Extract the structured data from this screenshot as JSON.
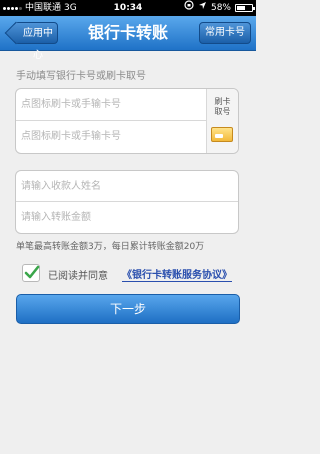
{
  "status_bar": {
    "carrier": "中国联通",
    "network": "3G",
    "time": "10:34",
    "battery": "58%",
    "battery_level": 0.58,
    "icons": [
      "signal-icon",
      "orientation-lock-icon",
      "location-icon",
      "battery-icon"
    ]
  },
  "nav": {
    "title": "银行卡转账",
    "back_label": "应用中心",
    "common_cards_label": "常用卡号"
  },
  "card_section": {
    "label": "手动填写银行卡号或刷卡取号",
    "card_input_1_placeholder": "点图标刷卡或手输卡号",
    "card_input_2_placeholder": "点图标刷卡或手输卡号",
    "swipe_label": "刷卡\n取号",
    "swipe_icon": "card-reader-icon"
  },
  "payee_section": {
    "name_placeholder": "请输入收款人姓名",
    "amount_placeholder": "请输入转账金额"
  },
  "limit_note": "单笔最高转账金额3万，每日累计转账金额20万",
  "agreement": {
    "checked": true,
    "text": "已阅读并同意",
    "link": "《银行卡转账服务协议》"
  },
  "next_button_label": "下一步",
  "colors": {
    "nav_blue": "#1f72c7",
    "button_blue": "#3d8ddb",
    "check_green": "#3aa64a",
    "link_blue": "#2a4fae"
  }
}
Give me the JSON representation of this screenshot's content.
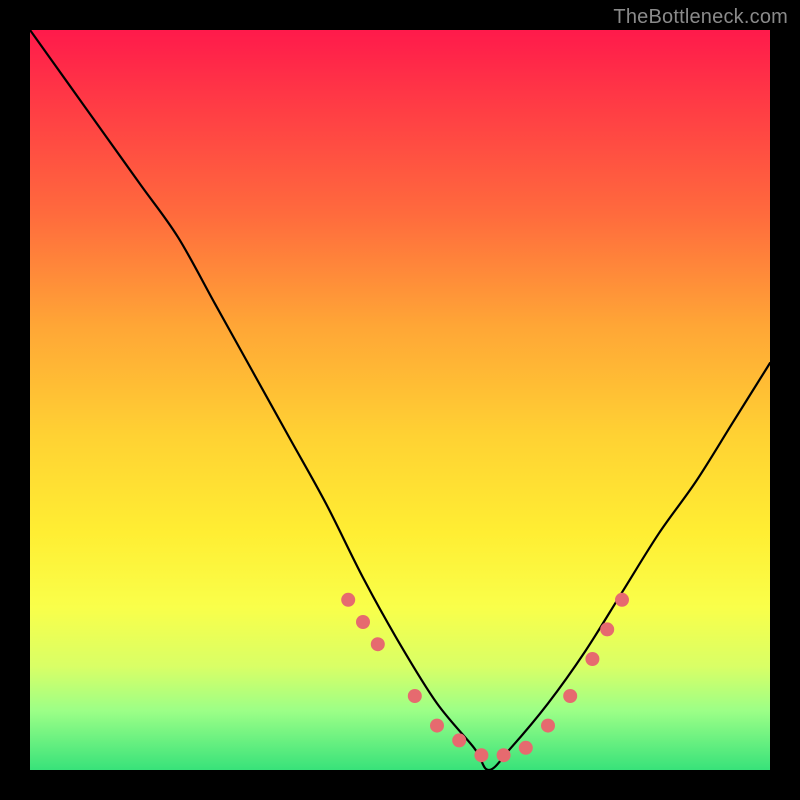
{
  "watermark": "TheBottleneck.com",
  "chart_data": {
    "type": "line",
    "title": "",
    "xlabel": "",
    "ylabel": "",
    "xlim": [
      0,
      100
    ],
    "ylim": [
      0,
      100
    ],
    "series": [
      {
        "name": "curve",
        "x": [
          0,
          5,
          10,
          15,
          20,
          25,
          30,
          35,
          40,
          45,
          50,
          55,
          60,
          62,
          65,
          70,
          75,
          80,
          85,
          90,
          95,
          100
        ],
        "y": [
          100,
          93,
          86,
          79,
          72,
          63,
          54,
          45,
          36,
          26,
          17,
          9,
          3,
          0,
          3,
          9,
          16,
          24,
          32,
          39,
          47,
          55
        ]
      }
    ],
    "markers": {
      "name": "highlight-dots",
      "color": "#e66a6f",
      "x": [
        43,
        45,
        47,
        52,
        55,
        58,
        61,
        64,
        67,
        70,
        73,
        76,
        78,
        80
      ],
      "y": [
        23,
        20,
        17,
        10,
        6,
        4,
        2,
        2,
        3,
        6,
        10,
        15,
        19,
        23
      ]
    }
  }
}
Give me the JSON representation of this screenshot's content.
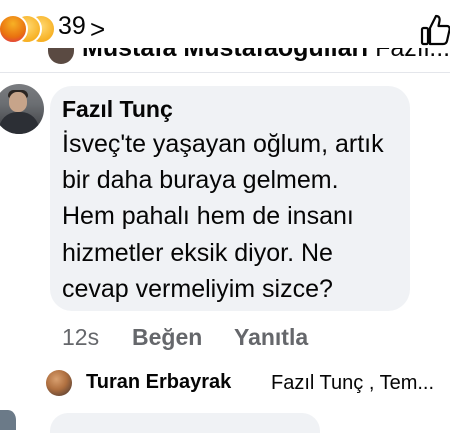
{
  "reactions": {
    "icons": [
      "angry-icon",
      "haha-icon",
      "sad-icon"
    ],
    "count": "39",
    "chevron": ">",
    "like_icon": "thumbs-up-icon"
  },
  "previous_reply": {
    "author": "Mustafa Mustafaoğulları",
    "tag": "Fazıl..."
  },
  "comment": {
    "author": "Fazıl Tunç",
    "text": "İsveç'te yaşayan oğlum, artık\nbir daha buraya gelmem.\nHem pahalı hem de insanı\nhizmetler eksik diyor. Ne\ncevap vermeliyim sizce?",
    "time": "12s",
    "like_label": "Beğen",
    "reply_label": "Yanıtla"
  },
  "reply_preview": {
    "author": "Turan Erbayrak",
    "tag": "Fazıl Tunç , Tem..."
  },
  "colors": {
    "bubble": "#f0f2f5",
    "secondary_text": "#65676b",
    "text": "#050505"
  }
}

-------------------------

Transcribe the records above verbatim. Do not carry over any picture.

Extract the structured data from this screenshot as JSON.
{
  "status_bar": {
    "carrier": "中国联通",
    "network": "3G",
    "time": "10:34",
    "battery": "58%",
    "battery_level": 0.58,
    "icons": [
      "signal-icon",
      "orientation-lock-icon",
      "location-icon",
      "battery-icon"
    ]
  },
  "nav": {
    "title": "银行卡转账",
    "back_label": "应用中心",
    "common_cards_label": "常用卡号"
  },
  "card_section": {
    "label": "手动填写银行卡号或刷卡取号",
    "card_input_1_placeholder": "点图标刷卡或手输卡号",
    "card_input_2_placeholder": "点图标刷卡或手输卡号",
    "swipe_label": "刷卡\n取号",
    "swipe_icon": "card-reader-icon"
  },
  "payee_section": {
    "name_placeholder": "请输入收款人姓名",
    "amount_placeholder": "请输入转账金额"
  },
  "limit_note": "单笔最高转账金额3万，每日累计转账金额20万",
  "agreement": {
    "checked": true,
    "text": "已阅读并同意",
    "link": "《银行卡转账服务协议》"
  },
  "next_button_label": "下一步",
  "colors": {
    "nav_blue": "#1f72c7",
    "button_blue": "#3d8ddb",
    "check_green": "#3aa64a",
    "link_blue": "#2a4fae"
  }
}
Give me the JSON representation of this screenshot's content.
{
  "watermark": "TheBottleneck.com",
  "chart_data": {
    "type": "line",
    "title": "",
    "xlabel": "",
    "ylabel": "",
    "xlim": [
      0,
      100
    ],
    "ylim": [
      0,
      100
    ],
    "series": [
      {
        "name": "curve",
        "x": [
          0,
          5,
          10,
          15,
          20,
          25,
          30,
          35,
          40,
          45,
          50,
          55,
          60,
          62,
          65,
          70,
          75,
          80,
          85,
          90,
          95,
          100
        ],
        "y": [
          100,
          93,
          86,
          79,
          72,
          63,
          54,
          45,
          36,
          26,
          17,
          9,
          3,
          0,
          3,
          9,
          16,
          24,
          32,
          39,
          47,
          55
        ]
      }
    ],
    "markers": {
      "name": "highlight-dots",
      "color": "#e66a6f",
      "x": [
        43,
        45,
        47,
        52,
        55,
        58,
        61,
        64,
        67,
        70,
        73,
        76,
        78,
        80
      ],
      "y": [
        23,
        20,
        17,
        10,
        6,
        4,
        2,
        2,
        3,
        6,
        10,
        15,
        19,
        23
      ]
    }
  }
}
Give me the JSON representation of this screenshot's content.
{
  "reactions": {
    "icons": [
      "angry-icon",
      "haha-icon",
      "sad-icon"
    ],
    "count": "39",
    "chevron": ">",
    "like_icon": "thumbs-up-icon"
  },
  "previous_reply": {
    "author": "Mustafa Mustafaoğulları",
    "tag": "Fazıl..."
  },
  "comment": {
    "author": "Fazıl Tunç",
    "text": "İsveç'te yaşayan oğlum, artık\nbir daha buraya gelmem.\nHem pahalı hem de insanı\nhizmetler eksik diyor. Ne\ncevap vermeliyim sizce?",
    "time": "12s",
    "like_label": "Beğen",
    "reply_label": "Yanıtla"
  },
  "reply_preview": {
    "author": "Turan Erbayrak",
    "tag": "Fazıl Tunç , Tem..."
  },
  "colors": {
    "bubble": "#f0f2f5",
    "secondary_text": "#65676b",
    "text": "#050505"
  }
}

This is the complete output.